(Records that describe figures)
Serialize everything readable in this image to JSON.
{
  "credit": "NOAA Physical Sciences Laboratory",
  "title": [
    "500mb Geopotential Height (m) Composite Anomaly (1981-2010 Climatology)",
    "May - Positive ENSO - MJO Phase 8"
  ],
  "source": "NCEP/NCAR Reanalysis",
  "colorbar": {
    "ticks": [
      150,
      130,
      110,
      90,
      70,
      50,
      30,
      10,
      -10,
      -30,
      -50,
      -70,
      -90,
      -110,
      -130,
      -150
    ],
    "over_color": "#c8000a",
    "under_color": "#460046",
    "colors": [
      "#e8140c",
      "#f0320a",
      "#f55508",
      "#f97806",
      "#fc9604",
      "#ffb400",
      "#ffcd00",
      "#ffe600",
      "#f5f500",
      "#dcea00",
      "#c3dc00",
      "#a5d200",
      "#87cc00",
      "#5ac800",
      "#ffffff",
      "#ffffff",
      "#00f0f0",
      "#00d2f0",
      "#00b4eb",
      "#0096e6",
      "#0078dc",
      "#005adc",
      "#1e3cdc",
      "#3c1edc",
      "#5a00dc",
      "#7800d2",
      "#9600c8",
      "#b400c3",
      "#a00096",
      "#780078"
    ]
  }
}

==

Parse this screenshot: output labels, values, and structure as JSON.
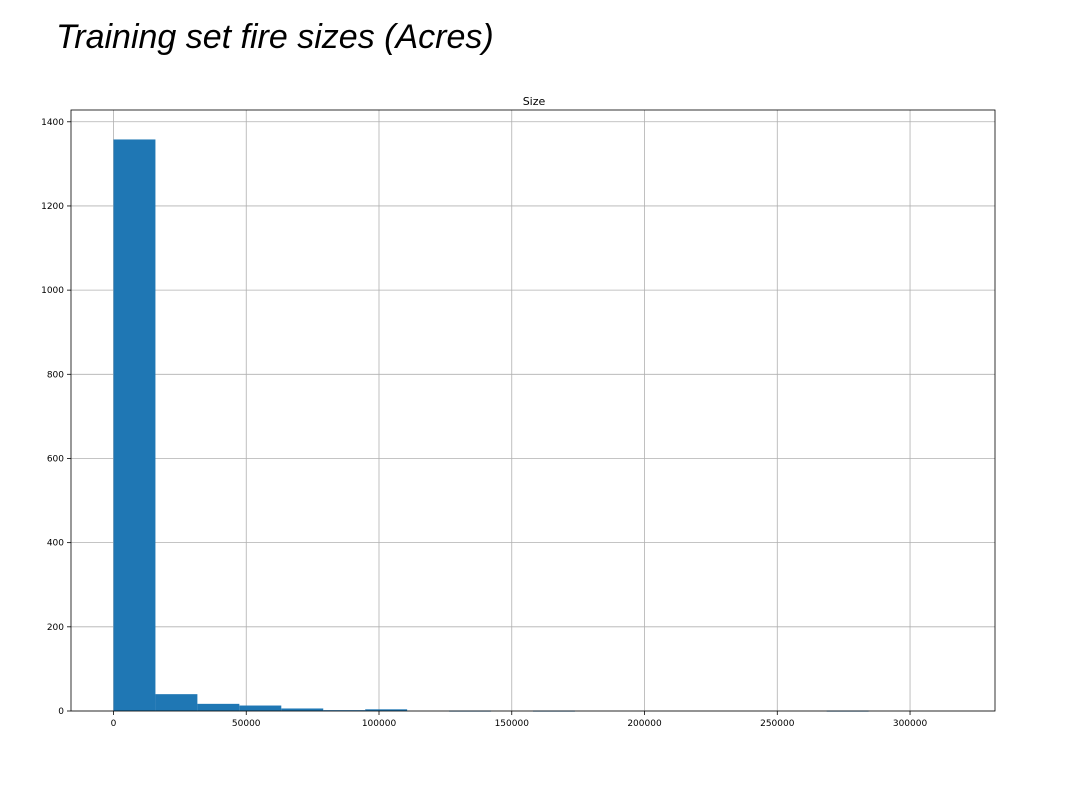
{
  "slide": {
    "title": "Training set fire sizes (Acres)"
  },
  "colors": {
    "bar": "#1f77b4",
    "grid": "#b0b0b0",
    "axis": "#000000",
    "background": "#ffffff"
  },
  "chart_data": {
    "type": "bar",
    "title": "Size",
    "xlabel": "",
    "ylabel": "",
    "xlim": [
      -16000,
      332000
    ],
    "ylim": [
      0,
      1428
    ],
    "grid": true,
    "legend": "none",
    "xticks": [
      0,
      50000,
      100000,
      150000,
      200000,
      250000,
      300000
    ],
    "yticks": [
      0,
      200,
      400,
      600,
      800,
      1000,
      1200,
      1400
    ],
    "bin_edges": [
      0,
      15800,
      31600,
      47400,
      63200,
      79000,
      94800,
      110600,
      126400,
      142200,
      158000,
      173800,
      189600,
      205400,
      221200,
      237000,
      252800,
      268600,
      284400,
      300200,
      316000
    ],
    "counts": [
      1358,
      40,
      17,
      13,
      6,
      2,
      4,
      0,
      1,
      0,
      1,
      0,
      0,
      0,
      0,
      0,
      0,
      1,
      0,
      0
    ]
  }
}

Exercise
Gather each line holding the string "this".

Task response
Serialize everything readable in this image to JSON.
Parse this screenshot: output labels, values, and structure as JSON.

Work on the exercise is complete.